> EXCERPT PROVIDED
By Marshall Cohen, Hannah Rabinowitz, CNN
(CNN) — The “Epstein files” saga will spill into 2026, despite a deadline last week to release all of the records.
Congress passed a law last month — with near-unanimous support — requiring the Justice Department to release all of its files about Jeffrey Epstein, the disgraced financier and convicted sex offender who was accused of abusing dozens of underage girls. Epstein died by suicide in 2019.
The so-called “Epstein files” are made of over 300 gigabytes of data, papers, videos, photographs and audio files that live within the FBI’s main electronic case management system and largely originate from the FBI’s two major investigations into Epstein, in Florida and New York, spanning decades.
The new transparency law gave the Justice Department a December 19 deadline to release all the records related to Epstein. The department has since published hundreds of thousands of files over the past week to a landing page on the DOJ website, dubbed the “Epstein Library.”

> ACTIONS TO TAKE
- 1) Quote the stretch of the article on the Epstein files from "By Marshall Cohen, Hannah" through "York, spanning decades.".
- 2) Decide whether each statement below agrees with the article on the Epstein files, answering yes or no and quoting the words from the article that settle it.
(a) Congress passed the law with near-unanimous support.
(b) The Epstein files amount to less than 100 gigabytes.
(c) The Justice Department had a December 19 deadline to release the records.
- 3) Answer these questions from the article on the Epstein files.
(a) In what year did Epstein die?
(b) Where did the FBI's two major investigations into Epstein take place?
(c) What is the landing page on the DOJ website called?

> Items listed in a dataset
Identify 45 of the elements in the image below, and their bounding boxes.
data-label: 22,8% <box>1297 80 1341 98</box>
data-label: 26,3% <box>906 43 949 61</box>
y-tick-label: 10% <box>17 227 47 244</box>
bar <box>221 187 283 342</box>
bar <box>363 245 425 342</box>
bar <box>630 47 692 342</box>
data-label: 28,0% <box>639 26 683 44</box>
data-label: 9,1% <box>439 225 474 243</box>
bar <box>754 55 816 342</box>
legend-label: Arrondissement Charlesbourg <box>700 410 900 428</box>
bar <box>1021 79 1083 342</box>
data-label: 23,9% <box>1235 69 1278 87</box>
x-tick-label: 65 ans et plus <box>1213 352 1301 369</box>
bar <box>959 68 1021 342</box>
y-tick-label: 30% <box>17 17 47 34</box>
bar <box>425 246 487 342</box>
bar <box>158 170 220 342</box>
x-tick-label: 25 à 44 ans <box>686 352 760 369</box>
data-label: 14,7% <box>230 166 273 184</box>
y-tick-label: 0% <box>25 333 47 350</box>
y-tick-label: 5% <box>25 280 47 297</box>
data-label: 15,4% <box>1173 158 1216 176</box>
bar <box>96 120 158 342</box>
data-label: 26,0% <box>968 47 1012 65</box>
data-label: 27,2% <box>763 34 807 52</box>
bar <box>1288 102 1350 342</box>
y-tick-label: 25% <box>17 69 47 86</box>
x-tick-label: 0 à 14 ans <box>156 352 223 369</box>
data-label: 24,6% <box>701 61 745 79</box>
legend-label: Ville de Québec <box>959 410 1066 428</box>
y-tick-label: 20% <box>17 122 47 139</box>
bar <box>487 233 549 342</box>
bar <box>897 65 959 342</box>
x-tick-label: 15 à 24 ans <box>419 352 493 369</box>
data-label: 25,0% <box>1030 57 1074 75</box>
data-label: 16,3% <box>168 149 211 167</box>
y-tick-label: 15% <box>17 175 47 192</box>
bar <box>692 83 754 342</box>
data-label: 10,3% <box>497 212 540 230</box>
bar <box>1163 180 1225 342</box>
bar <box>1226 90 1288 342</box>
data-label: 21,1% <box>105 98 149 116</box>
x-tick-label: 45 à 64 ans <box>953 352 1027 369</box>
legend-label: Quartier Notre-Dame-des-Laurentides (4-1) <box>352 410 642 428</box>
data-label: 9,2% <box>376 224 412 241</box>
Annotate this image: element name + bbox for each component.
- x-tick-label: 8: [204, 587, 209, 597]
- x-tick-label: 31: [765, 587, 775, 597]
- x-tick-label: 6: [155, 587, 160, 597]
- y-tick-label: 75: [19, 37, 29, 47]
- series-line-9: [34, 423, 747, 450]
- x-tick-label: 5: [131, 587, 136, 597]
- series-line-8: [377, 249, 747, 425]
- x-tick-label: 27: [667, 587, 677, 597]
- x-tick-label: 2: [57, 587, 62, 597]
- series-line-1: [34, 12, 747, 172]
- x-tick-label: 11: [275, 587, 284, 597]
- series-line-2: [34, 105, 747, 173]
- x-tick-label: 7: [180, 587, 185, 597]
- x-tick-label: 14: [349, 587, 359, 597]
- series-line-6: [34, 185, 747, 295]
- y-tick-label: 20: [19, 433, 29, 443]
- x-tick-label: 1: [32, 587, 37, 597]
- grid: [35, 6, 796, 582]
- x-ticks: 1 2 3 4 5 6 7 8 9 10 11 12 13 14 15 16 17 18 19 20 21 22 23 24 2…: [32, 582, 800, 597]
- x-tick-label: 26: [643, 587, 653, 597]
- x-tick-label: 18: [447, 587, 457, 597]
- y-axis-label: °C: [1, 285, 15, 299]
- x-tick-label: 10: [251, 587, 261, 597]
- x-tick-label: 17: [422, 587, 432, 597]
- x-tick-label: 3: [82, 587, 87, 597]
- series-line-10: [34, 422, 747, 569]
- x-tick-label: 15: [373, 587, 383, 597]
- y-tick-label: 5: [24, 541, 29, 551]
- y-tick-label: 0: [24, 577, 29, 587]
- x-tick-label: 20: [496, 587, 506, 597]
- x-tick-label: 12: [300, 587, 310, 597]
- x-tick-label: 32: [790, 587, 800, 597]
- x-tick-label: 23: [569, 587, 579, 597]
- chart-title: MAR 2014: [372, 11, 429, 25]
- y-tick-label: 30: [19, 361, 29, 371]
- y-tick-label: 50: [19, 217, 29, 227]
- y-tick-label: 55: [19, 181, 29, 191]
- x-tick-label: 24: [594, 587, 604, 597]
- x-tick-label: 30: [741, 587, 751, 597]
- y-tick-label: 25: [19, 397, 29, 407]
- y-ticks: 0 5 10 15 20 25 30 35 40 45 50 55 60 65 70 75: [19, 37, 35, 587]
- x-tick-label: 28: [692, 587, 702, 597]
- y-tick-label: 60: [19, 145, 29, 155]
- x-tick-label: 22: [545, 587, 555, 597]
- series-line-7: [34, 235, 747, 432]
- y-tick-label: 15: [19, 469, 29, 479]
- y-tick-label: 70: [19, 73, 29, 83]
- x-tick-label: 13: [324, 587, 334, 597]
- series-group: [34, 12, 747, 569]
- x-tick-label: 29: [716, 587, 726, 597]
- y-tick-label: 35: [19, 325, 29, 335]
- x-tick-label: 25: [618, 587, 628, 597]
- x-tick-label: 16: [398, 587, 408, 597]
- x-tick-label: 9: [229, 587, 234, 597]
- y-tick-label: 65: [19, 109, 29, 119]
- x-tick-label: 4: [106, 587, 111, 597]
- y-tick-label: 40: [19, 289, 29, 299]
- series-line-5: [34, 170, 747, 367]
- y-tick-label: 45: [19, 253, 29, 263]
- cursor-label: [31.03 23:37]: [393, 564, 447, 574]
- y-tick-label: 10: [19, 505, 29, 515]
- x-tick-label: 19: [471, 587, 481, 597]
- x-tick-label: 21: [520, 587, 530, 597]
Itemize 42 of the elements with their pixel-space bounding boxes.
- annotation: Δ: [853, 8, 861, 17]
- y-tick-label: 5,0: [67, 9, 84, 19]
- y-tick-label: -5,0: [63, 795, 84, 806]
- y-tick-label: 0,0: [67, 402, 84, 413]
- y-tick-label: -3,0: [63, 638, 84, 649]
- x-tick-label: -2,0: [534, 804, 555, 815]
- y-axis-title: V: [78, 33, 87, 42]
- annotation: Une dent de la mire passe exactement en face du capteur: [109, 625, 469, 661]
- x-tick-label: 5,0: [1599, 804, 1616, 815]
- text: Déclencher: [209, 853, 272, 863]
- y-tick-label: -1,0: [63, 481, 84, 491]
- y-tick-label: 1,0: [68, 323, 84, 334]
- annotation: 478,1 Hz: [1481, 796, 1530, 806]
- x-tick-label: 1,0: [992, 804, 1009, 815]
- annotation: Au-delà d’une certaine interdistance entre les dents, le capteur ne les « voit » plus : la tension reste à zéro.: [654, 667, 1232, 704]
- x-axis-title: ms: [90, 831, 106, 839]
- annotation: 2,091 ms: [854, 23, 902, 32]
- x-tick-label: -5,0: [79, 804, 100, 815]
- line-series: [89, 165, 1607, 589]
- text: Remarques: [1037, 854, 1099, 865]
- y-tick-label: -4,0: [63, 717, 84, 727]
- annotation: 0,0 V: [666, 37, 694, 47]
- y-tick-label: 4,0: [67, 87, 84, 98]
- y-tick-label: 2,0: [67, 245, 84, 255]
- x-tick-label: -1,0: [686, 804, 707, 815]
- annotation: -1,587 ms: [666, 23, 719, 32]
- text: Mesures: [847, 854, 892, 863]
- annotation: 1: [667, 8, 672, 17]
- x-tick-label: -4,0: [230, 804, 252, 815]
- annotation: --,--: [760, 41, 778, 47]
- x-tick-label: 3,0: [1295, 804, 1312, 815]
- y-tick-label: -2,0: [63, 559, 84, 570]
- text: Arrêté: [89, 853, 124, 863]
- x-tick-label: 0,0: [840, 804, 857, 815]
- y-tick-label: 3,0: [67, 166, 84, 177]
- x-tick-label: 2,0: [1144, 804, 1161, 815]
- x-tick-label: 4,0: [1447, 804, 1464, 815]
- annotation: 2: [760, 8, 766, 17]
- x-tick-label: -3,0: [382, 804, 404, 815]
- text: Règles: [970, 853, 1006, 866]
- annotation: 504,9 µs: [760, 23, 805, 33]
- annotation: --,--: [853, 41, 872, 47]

> SOLUTIONS TO THE PROBLEMS
- 1)
By Marshall Cohen, Hannah Rabinowitz, CNN
(CNN) — The “Epstein files” saga will spill into 2026, despite a deadline last week to release all of the records.
Congress passed a law last month — with near-unanimous support — requiring the Justice Department to release all of its files about Jeffrey Epstein, the disgraced financier and convicted sex offender who was accused of abusing dozens of underage girls. Epstein died by suicide in 2019.
The so-called “Epstein files” are made of over 300 gigabytes of data, papers, videos, photographs and audio files that live within the FBI’s main electronic case management system and largely originate from the FBI’s two major investigations into Epstein, in Florida and New York, spanning decades.

- 2)
(a) Yes: "Congress passed a law last month — with near-unanimous support"
(b) No: "made of over 300 gigabytes of data"
(c) Yes: "gave the Justice Department a December 19 deadline to release all the records related to Epstein"

- 3)
(a) 2019
(b) Florida and New York
(c) The "Epstein Library"